● **PROBLEM DESCRIPTION**:
Repeat, line for line, the entries printed below.

● **RECORDS**:
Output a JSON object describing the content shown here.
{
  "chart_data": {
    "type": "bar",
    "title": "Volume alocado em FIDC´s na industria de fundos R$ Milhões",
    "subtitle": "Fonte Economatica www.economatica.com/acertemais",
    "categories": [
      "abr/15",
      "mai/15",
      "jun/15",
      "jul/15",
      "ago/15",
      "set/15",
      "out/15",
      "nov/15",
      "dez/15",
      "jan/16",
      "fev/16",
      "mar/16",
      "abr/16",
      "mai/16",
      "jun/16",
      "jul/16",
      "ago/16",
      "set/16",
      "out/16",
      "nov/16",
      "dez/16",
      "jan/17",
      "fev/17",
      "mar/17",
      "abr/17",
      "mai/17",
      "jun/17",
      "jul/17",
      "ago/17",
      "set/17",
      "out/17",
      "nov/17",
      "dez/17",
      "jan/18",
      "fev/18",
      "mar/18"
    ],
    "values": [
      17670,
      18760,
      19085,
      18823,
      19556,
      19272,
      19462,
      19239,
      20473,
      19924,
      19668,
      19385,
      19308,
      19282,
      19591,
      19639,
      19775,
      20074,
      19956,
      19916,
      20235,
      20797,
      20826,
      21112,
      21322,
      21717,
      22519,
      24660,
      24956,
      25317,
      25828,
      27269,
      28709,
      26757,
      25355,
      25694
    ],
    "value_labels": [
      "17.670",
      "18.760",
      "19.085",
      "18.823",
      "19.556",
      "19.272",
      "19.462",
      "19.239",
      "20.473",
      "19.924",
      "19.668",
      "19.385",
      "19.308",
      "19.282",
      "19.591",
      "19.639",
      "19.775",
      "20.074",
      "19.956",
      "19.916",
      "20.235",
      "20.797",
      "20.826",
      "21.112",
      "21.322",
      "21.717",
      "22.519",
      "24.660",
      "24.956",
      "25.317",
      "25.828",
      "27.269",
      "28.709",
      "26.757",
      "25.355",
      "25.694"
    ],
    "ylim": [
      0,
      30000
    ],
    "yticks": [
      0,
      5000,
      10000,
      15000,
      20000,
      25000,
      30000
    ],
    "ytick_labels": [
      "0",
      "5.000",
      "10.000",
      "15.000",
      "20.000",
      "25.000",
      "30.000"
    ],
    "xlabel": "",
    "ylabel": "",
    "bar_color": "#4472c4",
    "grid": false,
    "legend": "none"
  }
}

● **WRITTEN RESPONSE**:
Output a JSON object describing the content shown here.
{
  "chart_data": {
    "type": "bar",
    "title": "Volume alocado em FIDC´s na industria de fundos R$ Milhões",
    "subtitle": "Fonte Economatica www.economatica.com/acertemais",
    "categories": [
      "abr/15",
      "mai/15",
      "jun/15",
      "jul/15",
      "ago/15",
      "set/15",
      "out/15",
      "nov/15",
      "dez/15",
      "jan/16",
      "fev/16",
      "mar/16",
      "abr/16",
      "mai/16",
      "jun/16",
      "jul/16",
      "ago/16",
      "set/16",
      "out/16",
      "nov/16",
      "dez/16",
      "jan/17",
      "fev/17",
      "mar/17",
      "abr/17",
      "mai/17",
      "jun/17",
      "jul/17",
      "ago/17",
      "set/17",
      "out/17",
      "nov/17",
      "dez/17",
      "jan/18",
      "fev/18",
      "mar/18"
    ],
    "values": [
      17670,
      18760,
      19085,
      18823,
      19556,
      19272,
      19462,
      19239,
      20473,
      19924,
      19668,
      19385,
      19308,
      19282,
      19591,
      19639,
      19775,
      20074,
      19956,
      19916,
      20235,
      20797,
      20826,
      21112,
      21322,
      21717,
      22519,
      24660,
      24956,
      25317,
      25828,
      27269,
      28709,
      26757,
      25355,
      25694
    ],
    "value_labels": [
      "17.670",
      "18.760",
      "19.085",
      "18.823",
      "19.556",
      "19.272",
      "19.462",
      "19.239",
      "20.473",
      "19.924",
      "19.668",
      "19.385",
      "19.308",
      "19.282",
      "19.591",
      "19.639",
      "19.775",
      "20.074",
      "19.956",
      "19.916",
      "20.235",
      "20.797",
      "20.826",
      "21.112",
      "21.322",
      "21.717",
      "22.519",
      "24.660",
      "24.956",
      "25.317",
      "25.828",
      "27.269",
      "28.709",
      "26.757",
      "25.355",
      "25.694"
    ],
    "ylim": [
      0,
      30000
    ],
    "yticks": [
      0,
      5000,
      10000,
      15000,
      20000,
      25000,
      30000
    ],
    "ytick_labels": [
      "0",
      "5.000",
      "10.000",
      "15.000",
      "20.000",
      "25.000",
      "30.000"
    ],
    "xlabel": "",
    "ylabel": "",
    "bar_color": "#4472c4",
    "grid": false,
    "legend": "none"
  }
}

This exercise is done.